=== Items ===
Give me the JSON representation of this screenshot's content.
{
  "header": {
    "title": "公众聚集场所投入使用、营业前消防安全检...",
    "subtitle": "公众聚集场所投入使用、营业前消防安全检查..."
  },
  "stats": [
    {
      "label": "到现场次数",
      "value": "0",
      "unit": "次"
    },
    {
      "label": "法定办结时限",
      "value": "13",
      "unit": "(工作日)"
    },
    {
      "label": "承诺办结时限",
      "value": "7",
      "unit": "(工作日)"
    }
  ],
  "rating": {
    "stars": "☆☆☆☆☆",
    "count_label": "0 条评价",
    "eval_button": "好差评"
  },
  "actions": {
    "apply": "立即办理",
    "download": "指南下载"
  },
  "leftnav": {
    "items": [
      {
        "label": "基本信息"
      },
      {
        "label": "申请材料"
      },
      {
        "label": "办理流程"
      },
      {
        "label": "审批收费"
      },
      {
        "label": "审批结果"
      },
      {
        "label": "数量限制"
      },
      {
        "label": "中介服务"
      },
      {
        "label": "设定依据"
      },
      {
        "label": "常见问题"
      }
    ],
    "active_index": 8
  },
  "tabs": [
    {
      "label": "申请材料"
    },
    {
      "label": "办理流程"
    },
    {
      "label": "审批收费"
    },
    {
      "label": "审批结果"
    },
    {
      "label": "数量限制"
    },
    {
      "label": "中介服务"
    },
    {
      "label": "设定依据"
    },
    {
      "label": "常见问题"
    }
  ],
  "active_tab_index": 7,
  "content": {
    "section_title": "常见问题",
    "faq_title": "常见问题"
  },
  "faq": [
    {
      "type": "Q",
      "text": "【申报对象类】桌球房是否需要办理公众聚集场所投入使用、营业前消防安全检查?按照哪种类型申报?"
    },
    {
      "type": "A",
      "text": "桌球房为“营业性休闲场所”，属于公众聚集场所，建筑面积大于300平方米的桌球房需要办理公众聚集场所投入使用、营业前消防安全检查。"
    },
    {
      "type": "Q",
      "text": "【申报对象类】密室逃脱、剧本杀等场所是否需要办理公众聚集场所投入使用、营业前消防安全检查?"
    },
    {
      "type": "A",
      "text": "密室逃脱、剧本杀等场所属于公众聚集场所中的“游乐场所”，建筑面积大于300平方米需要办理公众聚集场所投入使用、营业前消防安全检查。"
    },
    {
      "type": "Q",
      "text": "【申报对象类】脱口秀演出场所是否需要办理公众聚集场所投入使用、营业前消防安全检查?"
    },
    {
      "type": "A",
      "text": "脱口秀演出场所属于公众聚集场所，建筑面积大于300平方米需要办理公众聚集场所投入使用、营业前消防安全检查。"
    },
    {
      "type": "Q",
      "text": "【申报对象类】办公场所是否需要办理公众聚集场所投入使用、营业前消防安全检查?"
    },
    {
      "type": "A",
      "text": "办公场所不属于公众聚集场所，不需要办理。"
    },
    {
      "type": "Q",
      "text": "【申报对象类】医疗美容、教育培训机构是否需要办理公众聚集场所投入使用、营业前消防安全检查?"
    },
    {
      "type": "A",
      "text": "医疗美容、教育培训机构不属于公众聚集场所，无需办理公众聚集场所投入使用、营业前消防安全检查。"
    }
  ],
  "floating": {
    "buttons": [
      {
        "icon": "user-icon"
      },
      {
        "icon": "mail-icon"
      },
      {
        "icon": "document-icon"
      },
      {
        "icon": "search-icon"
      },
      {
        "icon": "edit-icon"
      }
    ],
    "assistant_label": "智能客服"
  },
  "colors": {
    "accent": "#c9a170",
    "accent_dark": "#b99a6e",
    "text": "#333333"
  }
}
===
Set down each entry again, unchanged.

Give me the JSON representation of this screenshot's content.
{
  "header": {
    "title": "公众聚集场所投入使用、营业前消防安全检...",
    "subtitle": "公众聚集场所投入使用、营业前消防安全检查..."
  },
  "stats": [
    {
      "label": "到现场次数",
      "value": "0",
      "unit": "次"
    },
    {
      "label": "法定办结时限",
      "value": "13",
      "unit": "(工作日)"
    },
    {
      "label": "承诺办结时限",
      "value": "7",
      "unit": "(工作日)"
    }
  ],
  "rating": {
    "stars": "☆☆☆☆☆",
    "count_label": "0 条评价",
    "eval_button": "好差评"
  },
  "actions": {
    "apply": "立即办理",
    "download": "指南下载"
  },
  "leftnav": {
    "items": [
      {
        "label": "基本信息"
      },
      {
        "label": "申请材料"
      },
      {
        "label": "办理流程"
      },
      {
        "label": "审批收费"
      },
      {
        "label": "审批结果"
      },
      {
        "label": "数量限制"
      },
      {
        "label": "中介服务"
      },
      {
        "label": "设定依据"
      },
      {
        "label": "常见问题"
      }
    ],
    "active_index": 8
  },
  "tabs": [
    {
      "label": "申请材料"
    },
    {
      "label": "办理流程"
    },
    {
      "label": "审批收费"
    },
    {
      "label": "审批结果"
    },
    {
      "label": "数量限制"
    },
    {
      "label": "中介服务"
    },
    {
      "label": "设定依据"
    },
    {
      "label": "常见问题"
    }
  ],
  "active_tab_index": 7,
  "content": {
    "section_title": "常见问题",
    "faq_title": "常见问题"
  },
  "faq": [
    {
      "type": "Q",
      "text": "【申报对象类】桌球房是否需要办理公众聚集场所投入使用、营业前消防安全检查?按照哪种类型申报?"
    },
    {
      "type": "A",
      "text": "桌球房为“营业性休闲场所”，属于公众聚集场所，建筑面积大于300平方米的桌球房需要办理公众聚集场所投入使用、营业前消防安全检查。"
    },
    {
      "type": "Q",
      "text": "【申报对象类】密室逃脱、剧本杀等场所是否需要办理公众聚集场所投入使用、营业前消防安全检查?"
    },
    {
      "type": "A",
      "text": "密室逃脱、剧本杀等场所属于公众聚集场所中的“游乐场所”，建筑面积大于300平方米需要办理公众聚集场所投入使用、营业前消防安全检查。"
    },
    {
      "type": "Q",
      "text": "【申报对象类】脱口秀演出场所是否需要办理公众聚集场所投入使用、营业前消防安全检查?"
    },
    {
      "type": "A",
      "text": "脱口秀演出场所属于公众聚集场所，建筑面积大于300平方米需要办理公众聚集场所投入使用、营业前消防安全检查。"
    },
    {
      "type": "Q",
      "text": "【申报对象类】办公场所是否需要办理公众聚集场所投入使用、营业前消防安全检查?"
    },
    {
      "type": "A",
      "text": "办公场所不属于公众聚集场所，不需要办理。"
    },
    {
      "type": "Q",
      "text": "【申报对象类】医疗美容、教育培训机构是否需要办理公众聚集场所投入使用、营业前消防安全检查?"
    },
    {
      "type": "A",
      "text": "医疗美容、教育培训机构不属于公众聚集场所，无需办理公众聚集场所投入使用、营业前消防安全检查。"
    }
  ],
  "floating": {
    "buttons": [
      {
        "icon": "user-icon"
      },
      {
        "icon": "mail-icon"
      },
      {
        "icon": "document-icon"
      },
      {
        "icon": "search-icon"
      },
      {
        "icon": "edit-icon"
      }
    ],
    "assistant_label": "智能客服"
  },
  "colors": {
    "accent": "#c9a170",
    "accent_dark": "#b99a6e",
    "text": "#333333"
  }
}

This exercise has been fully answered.